Problem requirements: Count every line in the data below where "badge" occurs, then state that number and nothing more.

Exercise data:
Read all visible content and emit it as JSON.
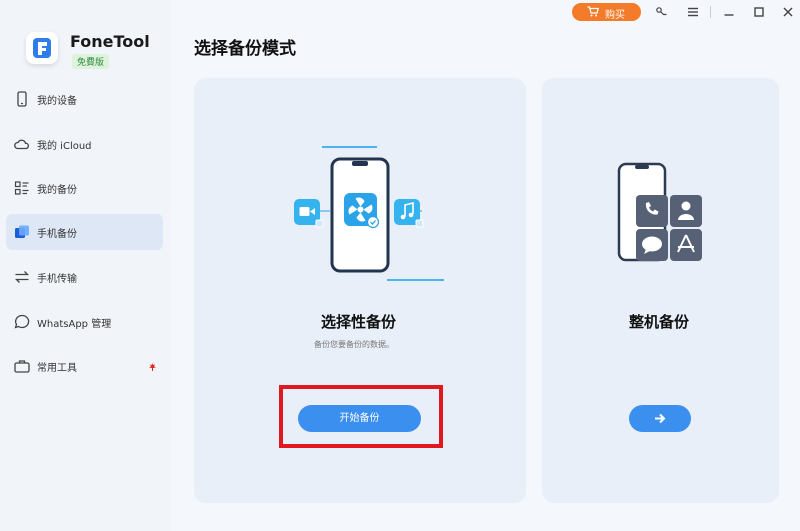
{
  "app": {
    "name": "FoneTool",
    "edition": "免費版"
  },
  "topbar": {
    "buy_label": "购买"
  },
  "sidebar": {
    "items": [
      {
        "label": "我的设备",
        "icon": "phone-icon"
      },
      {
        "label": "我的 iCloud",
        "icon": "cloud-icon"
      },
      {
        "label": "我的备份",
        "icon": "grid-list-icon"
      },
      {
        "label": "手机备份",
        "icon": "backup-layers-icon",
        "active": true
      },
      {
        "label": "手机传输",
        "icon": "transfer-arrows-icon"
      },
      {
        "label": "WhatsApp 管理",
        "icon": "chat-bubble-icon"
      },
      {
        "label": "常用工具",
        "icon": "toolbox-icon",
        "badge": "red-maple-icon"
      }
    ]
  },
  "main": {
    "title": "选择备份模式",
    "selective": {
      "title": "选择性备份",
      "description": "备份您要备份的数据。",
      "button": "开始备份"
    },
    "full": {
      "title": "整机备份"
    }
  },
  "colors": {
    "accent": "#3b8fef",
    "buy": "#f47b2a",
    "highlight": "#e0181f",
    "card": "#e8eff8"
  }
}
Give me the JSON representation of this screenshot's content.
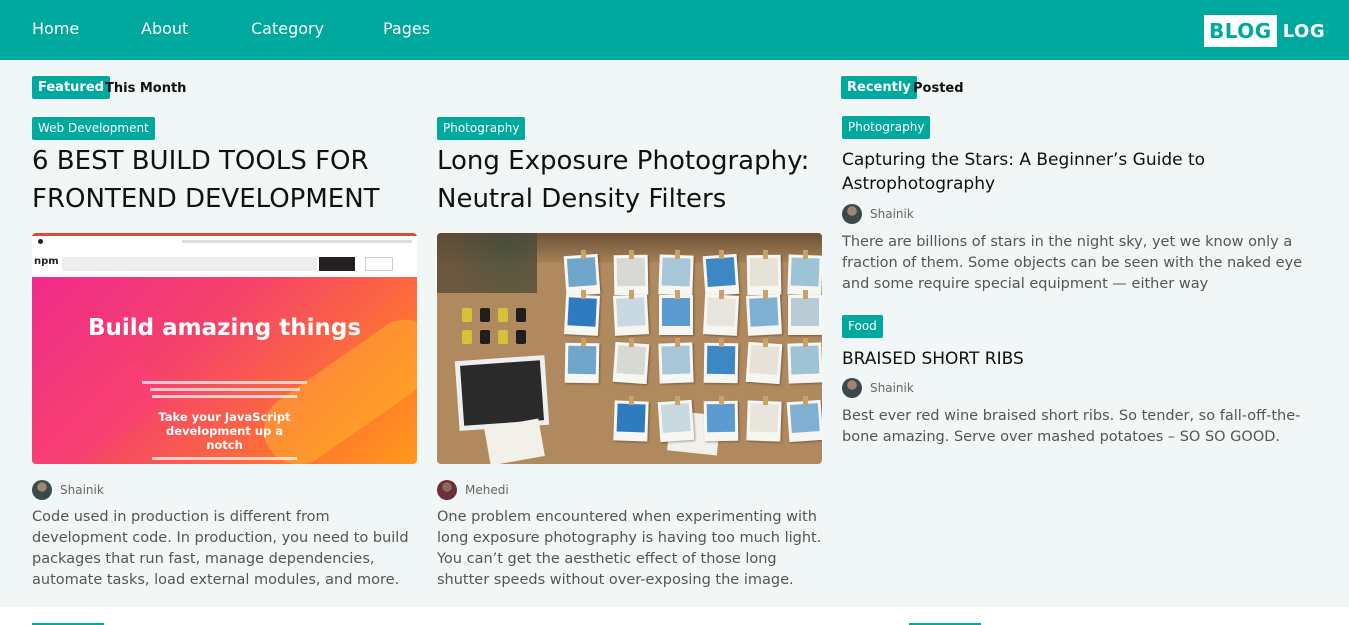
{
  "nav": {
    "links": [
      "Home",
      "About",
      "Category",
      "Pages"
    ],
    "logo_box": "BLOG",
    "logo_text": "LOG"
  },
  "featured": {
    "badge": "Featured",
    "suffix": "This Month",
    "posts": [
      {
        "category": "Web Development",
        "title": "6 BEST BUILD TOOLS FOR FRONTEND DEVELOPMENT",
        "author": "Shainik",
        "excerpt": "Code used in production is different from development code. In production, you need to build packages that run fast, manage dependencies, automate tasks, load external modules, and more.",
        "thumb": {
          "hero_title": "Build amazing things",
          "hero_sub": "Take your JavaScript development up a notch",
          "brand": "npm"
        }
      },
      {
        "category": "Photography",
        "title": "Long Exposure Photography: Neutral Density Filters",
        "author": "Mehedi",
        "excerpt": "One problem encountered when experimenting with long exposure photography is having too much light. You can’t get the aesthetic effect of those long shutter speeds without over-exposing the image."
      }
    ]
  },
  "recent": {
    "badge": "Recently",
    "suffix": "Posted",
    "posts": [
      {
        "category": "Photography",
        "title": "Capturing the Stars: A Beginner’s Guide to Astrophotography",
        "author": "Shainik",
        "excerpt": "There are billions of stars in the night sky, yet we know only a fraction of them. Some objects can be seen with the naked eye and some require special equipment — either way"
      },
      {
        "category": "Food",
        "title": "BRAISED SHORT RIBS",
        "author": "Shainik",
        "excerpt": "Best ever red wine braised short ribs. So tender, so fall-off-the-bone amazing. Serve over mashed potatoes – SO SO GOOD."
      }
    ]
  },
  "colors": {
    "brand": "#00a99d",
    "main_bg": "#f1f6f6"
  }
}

Worked solution: 3